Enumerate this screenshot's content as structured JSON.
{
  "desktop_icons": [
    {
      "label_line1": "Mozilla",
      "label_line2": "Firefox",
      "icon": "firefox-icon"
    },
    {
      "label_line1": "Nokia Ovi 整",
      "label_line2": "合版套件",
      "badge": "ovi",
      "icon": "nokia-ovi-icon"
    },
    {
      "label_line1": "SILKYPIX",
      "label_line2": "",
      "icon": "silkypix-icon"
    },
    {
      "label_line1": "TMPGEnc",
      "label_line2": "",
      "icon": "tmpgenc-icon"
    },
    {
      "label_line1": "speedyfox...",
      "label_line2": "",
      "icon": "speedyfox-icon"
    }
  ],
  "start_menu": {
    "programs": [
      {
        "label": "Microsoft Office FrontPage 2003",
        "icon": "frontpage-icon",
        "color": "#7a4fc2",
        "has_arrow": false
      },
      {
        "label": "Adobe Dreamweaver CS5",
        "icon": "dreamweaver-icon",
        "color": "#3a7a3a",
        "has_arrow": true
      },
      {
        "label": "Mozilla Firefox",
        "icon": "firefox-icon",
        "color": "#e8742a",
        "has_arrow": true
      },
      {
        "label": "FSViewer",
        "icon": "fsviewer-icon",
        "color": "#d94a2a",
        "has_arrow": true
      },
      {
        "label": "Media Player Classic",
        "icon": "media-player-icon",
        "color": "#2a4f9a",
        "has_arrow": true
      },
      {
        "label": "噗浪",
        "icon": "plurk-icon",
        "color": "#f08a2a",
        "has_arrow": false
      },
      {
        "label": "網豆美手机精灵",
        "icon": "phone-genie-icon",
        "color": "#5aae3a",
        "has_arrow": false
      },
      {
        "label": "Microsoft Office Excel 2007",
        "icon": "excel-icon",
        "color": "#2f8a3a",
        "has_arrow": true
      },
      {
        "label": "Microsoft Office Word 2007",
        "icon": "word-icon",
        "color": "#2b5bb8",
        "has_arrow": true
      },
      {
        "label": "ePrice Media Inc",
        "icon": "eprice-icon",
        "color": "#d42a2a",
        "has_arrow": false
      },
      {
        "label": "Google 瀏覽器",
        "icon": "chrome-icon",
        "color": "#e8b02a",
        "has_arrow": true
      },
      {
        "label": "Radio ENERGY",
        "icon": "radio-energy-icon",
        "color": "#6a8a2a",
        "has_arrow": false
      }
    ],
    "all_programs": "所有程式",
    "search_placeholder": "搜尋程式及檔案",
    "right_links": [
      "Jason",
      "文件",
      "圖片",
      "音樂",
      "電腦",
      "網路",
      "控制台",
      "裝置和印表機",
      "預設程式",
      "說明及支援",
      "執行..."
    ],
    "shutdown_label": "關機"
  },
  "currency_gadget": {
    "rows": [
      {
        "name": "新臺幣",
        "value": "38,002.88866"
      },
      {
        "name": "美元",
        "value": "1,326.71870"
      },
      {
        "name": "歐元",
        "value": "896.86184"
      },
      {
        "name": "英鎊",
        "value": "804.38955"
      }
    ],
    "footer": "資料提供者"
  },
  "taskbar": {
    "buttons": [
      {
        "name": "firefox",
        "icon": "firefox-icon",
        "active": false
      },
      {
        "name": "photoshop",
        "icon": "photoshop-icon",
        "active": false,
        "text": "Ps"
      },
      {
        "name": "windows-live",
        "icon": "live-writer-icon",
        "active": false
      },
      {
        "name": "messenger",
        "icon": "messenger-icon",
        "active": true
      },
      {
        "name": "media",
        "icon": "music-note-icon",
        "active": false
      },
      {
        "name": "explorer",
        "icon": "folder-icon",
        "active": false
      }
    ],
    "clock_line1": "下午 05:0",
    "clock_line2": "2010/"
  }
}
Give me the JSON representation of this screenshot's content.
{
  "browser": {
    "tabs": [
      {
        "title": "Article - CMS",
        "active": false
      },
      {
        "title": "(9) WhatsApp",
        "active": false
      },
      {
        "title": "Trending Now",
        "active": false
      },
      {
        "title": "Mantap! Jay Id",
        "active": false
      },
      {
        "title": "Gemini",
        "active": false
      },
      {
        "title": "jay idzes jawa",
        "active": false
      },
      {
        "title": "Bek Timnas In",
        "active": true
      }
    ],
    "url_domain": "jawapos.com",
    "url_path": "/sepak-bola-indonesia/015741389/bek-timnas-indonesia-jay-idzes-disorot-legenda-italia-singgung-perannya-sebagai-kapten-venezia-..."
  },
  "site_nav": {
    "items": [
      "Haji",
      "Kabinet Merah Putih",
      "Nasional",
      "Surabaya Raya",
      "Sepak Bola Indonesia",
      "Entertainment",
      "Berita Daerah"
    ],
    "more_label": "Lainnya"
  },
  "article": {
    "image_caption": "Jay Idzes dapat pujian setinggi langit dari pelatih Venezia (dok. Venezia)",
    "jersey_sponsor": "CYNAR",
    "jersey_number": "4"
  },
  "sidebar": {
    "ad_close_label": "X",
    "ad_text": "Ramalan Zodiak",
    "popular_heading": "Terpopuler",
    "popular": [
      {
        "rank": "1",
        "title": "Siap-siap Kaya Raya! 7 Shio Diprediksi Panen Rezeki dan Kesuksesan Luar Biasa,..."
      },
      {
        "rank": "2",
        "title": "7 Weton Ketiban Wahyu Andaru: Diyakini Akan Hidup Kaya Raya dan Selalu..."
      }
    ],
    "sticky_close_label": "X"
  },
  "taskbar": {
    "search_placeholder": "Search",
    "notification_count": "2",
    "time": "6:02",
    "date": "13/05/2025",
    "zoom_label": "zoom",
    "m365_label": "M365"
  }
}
* * * * * * *
▶ [TASK DIRECTIONS]: Restate each of the entries above verbatim.

▶ [TASK SOLUTION]:
Enumerate this screenshot's content as structured JSON.
{
  "desktop_icons": [
    {
      "label_line1": "Mozilla",
      "label_line2": "Firefox",
      "icon": "firefox-icon"
    },
    {
      "label_line1": "Nokia Ovi 整",
      "label_line2": "合版套件",
      "badge": "ovi",
      "icon": "nokia-ovi-icon"
    },
    {
      "label_line1": "SILKYPIX",
      "label_line2": "",
      "icon": "silkypix-icon"
    },
    {
      "label_line1": "TMPGEnc",
      "label_line2": "",
      "icon": "tmpgenc-icon"
    },
    {
      "label_line1": "speedyfox...",
      "label_line2": "",
      "icon": "speedyfox-icon"
    }
  ],
  "start_menu": {
    "programs": [
      {
        "label": "Microsoft Office FrontPage 2003",
        "icon": "frontpage-icon",
        "color": "#7a4fc2",
        "has_arrow": false
      },
      {
        "label": "Adobe Dreamweaver CS5",
        "icon": "dreamweaver-icon",
        "color": "#3a7a3a",
        "has_arrow": true
      },
      {
        "label": "Mozilla Firefox",
        "icon": "firefox-icon",
        "color": "#e8742a",
        "has_arrow": true
      },
      {
        "label": "FSViewer",
        "icon": "fsviewer-icon",
        "color": "#d94a2a",
        "has_arrow": true
      },
      {
        "label": "Media Player Classic",
        "icon": "media-player-icon",
        "color": "#2a4f9a",
        "has_arrow": true
      },
      {
        "label": "噗浪",
        "icon": "plurk-icon",
        "color": "#f08a2a",
        "has_arrow": false
      },
      {
        "label": "網豆美手机精灵",
        "icon": "phone-genie-icon",
        "color": "#5aae3a",
        "has_arrow": false
      },
      {
        "label": "Microsoft Office Excel 2007",
        "icon": "excel-icon",
        "color": "#2f8a3a",
        "has_arrow": true
      },
      {
        "label": "Microsoft Office Word 2007",
        "icon": "word-icon",
        "color": "#2b5bb8",
        "has_arrow": true
      },
      {
        "label": "ePrice Media Inc",
        "icon": "eprice-icon",
        "color": "#d42a2a",
        "has_arrow": false
      },
      {
        "label": "Google 瀏覽器",
        "icon": "chrome-icon",
        "color": "#e8b02a",
        "has_arrow": true
      },
      {
        "label": "Radio ENERGY",
        "icon": "radio-energy-icon",
        "color": "#6a8a2a",
        "has_arrow": false
      }
    ],
    "all_programs": "所有程式",
    "search_placeholder": "搜尋程式及檔案",
    "right_links": [
      "Jason",
      "文件",
      "圖片",
      "音樂",
      "電腦",
      "網路",
      "控制台",
      "裝置和印表機",
      "預設程式",
      "說明及支援",
      "執行..."
    ],
    "shutdown_label": "關機"
  },
  "currency_gadget": {
    "rows": [
      {
        "name": "新臺幣",
        "value": "38,002.88866"
      },
      {
        "name": "美元",
        "value": "1,326.71870"
      },
      {
        "name": "歐元",
        "value": "896.86184"
      },
      {
        "name": "英鎊",
        "value": "804.38955"
      }
    ],
    "footer": "資料提供者"
  },
  "taskbar": {
    "buttons": [
      {
        "name": "firefox",
        "icon": "firefox-icon",
        "active": false
      },
      {
        "name": "photoshop",
        "icon": "photoshop-icon",
        "active": false,
        "text": "Ps"
      },
      {
        "name": "windows-live",
        "icon": "live-writer-icon",
        "active": false
      },
      {
        "name": "messenger",
        "icon": "messenger-icon",
        "active": true
      },
      {
        "name": "media",
        "icon": "music-note-icon",
        "active": false
      },
      {
        "name": "explorer",
        "icon": "folder-icon",
        "active": false
      }
    ],
    "clock_line1": "下午 05:0",
    "clock_line2": "2010/"
  }
}
Give me the JSON representation of this screenshot's content.
{
  "browser": {
    "tabs": [
      {
        "title": "Article - CMS",
        "active": false
      },
      {
        "title": "(9) WhatsApp",
        "active": false
      },
      {
        "title": "Trending Now",
        "active": false
      },
      {
        "title": "Mantap! Jay Id",
        "active": false
      },
      {
        "title": "Gemini",
        "active": false
      },
      {
        "title": "jay idzes jawa",
        "active": false
      },
      {
        "title": "Bek Timnas In",
        "active": true
      }
    ],
    "url_domain": "jawapos.com",
    "url_path": "/sepak-bola-indonesia/015741389/bek-timnas-indonesia-jay-idzes-disorot-legenda-italia-singgung-perannya-sebagai-kapten-venezia-..."
  },
  "site_nav": {
    "items": [
      "Haji",
      "Kabinet Merah Putih",
      "Nasional",
      "Surabaya Raya",
      "Sepak Bola Indonesia",
      "Entertainment",
      "Berita Daerah"
    ],
    "more_label": "Lainnya"
  },
  "article": {
    "image_caption": "Jay Idzes dapat pujian setinggi langit dari pelatih Venezia (dok. Venezia)",
    "jersey_sponsor": "CYNAR",
    "jersey_number": "4"
  },
  "sidebar": {
    "ad_close_label": "X",
    "ad_text": "Ramalan Zodiak",
    "popular_heading": "Terpopuler",
    "popular": [
      {
        "rank": "1",
        "title": "Siap-siap Kaya Raya! 7 Shio Diprediksi Panen Rezeki dan Kesuksesan Luar Biasa,..."
      },
      {
        "rank": "2",
        "title": "7 Weton Ketiban Wahyu Andaru: Diyakini Akan Hidup Kaya Raya dan Selalu..."
      }
    ],
    "sticky_close_label": "X"
  },
  "taskbar": {
    "search_placeholder": "Search",
    "notification_count": "2",
    "time": "6:02",
    "date": "13/05/2025",
    "zoom_label": "zoom",
    "m365_label": "M365"
  }
}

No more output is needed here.